• **What the exercise asks**
Across all the records below, how many lines contain "this"? Respond with only the number.

• **Material provided**
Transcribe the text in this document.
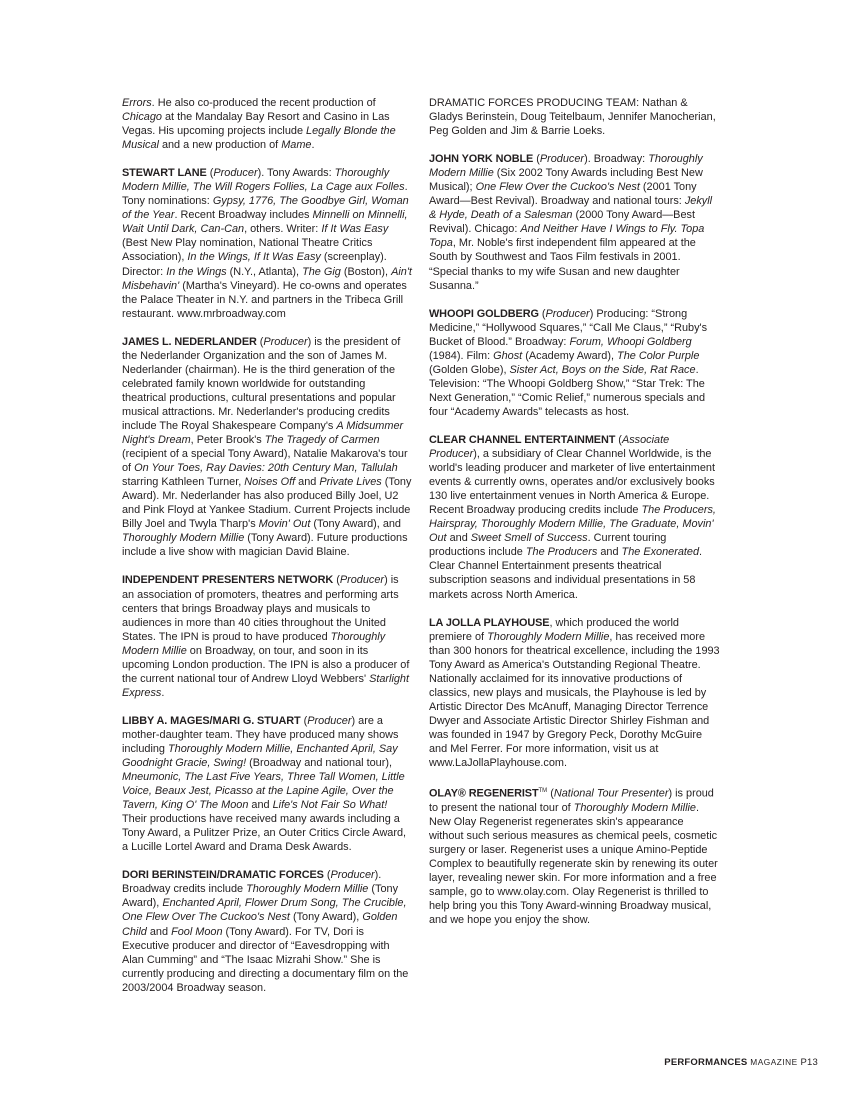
Errors. He also co-produced the recent production of Chicago at the Mandalay Bay Resort and Casino in Las Vegas. His upcoming projects include Legally Blonde the Musical and a new production of Mame.

STEWART LANE (Producer). Tony Awards: Thoroughly Modern Millie, The Will Rogers Follies, La Cage aux Folles. Tony nominations: Gypsy, 1776, The Goodbye Girl, Woman of the Year. Recent Broadway includes Minnelli on Minnelli, Wait Until Dark, Can-Can, others. Writer: If It Was Easy (Best New Play nomination, National Theatre Critics Association), In the Wings, If It Was Easy (screenplay). Director: In the Wings (N.Y., Atlanta), The Gig (Boston), Ain't Misbehavin' (Martha's Vineyard). He co-owns and operates the Palace Theater in N.Y. and partners in the Tribeca Grill restaurant. www.mrbroadway.com

JAMES L. NEDERLANDER (Producer) is the president of the Nederlander Organization and the son of James M. Nederlander (chairman). He is the third generation of the celebrated family known worldwide for outstanding theatrical productions, cultural presentations and popular musical attractions. Mr. Nederlander's producing credits include The Royal Shakespeare Company's A Midsummer Night's Dream, Peter Brook's The Tragedy of Carmen (recipient of a special Tony Award), Natalie Makarova's tour of On Your Toes, Ray Davies: 20th Century Man, Tallulah starring Kathleen Turner, Noises Off and Private Lives (Tony Award). Mr. Nederlander has also produced Billy Joel, U2 and Pink Floyd at Yankee Stadium. Current Projects include Billy Joel and Twyla Tharp's Movin' Out (Tony Award), and Thoroughly Modern Millie (Tony Award). Future productions include a live show with magician David Blaine.

INDEPENDENT PRESENTERS NETWORK (Producer) is an association of promoters, theatres and performing arts centers that brings Broadway plays and musicals to audiences in more than 40 cities throughout the United States. The IPN is proud to have produced Thoroughly Modern Millie on Broadway, on tour, and soon in its upcoming London production. The IPN is also a producer of the current national tour of Andrew Lloyd Webbers' Starlight Express.

LIBBY A. MAGES/MARI G. STUART (Producer) are a mother-daughter team. They have produced many shows including Thoroughly Modern Millie, Enchanted April, Say Goodnight Gracie, Swing! (Broadway and national tour), Mneumonic, The Last Five Years, Three Tall Women, Little Voice, Beaux Jest, Picasso at the Lapine Agile, Over the Tavern, King O' The Moon and Life's Not Fair So What! Their productions have received many awards including a Tony Award, a Pulitzer Prize, an Outer Critics Circle Award, a Lucille Lortel Award and Drama Desk Awards.

DORI BERINSTEIN/DRAMATIC FORCES (Producer). Broadway credits include Thoroughly Modern Millie (Tony Award), Enchanted April, Flower Drum Song, The Crucible, One Flew Over The Cuckoo's Nest (Tony Award), Golden Child and Fool Moon (Tony Award). For TV, Dori is Executive producer and director of “Eavesdropping with Alan Cumming” and “The Isaac Mizrahi Show.” She is currently producing and directing a documentary film on the 2003/2004 Broadway season.

DRAMATIC FORCES PRODUCING TEAM: Nathan & Gladys Berinstein, Doug Teitelbaum, Jennifer Manocherian, Peg Golden and Jim & Barrie Loeks.

JOHN YORK NOBLE (Producer). Broadway: Thoroughly Modern Millie (Six 2002 Tony Awards including Best New Musical); One Flew Over the Cuckoo's Nest (2001 Tony Award—Best Revival). Broadway and national tours: Jekyll & Hyde, Death of a Salesman (2000 Tony Award—Best Revival). Chicago: And Neither Have I Wings to Fly. Topa Topa, Mr. Noble's first independent film appeared at the South by Southwest and Taos Film festivals in 2001. “Special thanks to my wife Susan and new daughter Susanna.”

WHOOPI GOLDBERG (Producer) Producing: “Strong Medicine,” “Hollywood Squares,” “Call Me Claus,” “Ruby's Bucket of Blood.” Broadway: Forum, Whoopi Goldberg (1984). Film: Ghost (Academy Award), The Color Purple (Golden Globe), Sister Act, Boys on the Side, Rat Race. Television: “The Whoopi Goldberg Show,” “Star Trek: The Next Generation,” “Comic Relief,” numerous specials and four “Academy Awards” telecasts as host.

CLEAR CHANNEL ENTERTAINMENT (Associate Producer), a subsidiary of Clear Channel Worldwide, is the world's leading producer and marketer of live entertainment events & currently owns, operates and/or exclusively books 130 live entertainment venues in North America & Europe. Recent Broadway producing credits include The Producers, Hairspray, Thoroughly Modern Millie, The Graduate, Movin' Out and Sweet Smell of Success. Current touring productions include The Producers and The Exonerated. Clear Channel Entertainment presents theatrical subscription seasons and individual presentations in 58 markets across North America.

LA JOLLA PLAYHOUSE, which produced the world premiere of Thoroughly Modern Millie, has received more than 300 honors for theatrical excellence, including the 1993 Tony Award as America's Outstanding Regional Theatre. Nationally acclaimed for its innovative productions of classics, new plays and musicals, the Playhouse is led by Artistic Director Des McAnuff, Managing Director Terrence Dwyer and Associate Artistic Director Shirley Fishman and was founded in 1947 by Gregory Peck, Dorothy McGuire and Mel Ferrer. For more information, visit us at www.LaJollaPlayhouse.com.

OLAY® REGENERIST™ (National Tour Presenter) is proud to present the national tour of Thoroughly Modern Millie. New Olay Regenerist regenerates skin's appearance without such serious measures as chemical peels, cosmetic surgery or laser. Regenerist uses a unique Amino-Peptide Complex to beautifully regenerate skin by renewing its outer layer, revealing newer skin. For more information and a free sample, go to www.olay.com. Olay Regenerist is thrilled to help bring you this Tony Award-winning Broadway musical, and we hope you enjoy the show.

PERFORMANCES MAGAZINE P13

• **Solved exercise**
2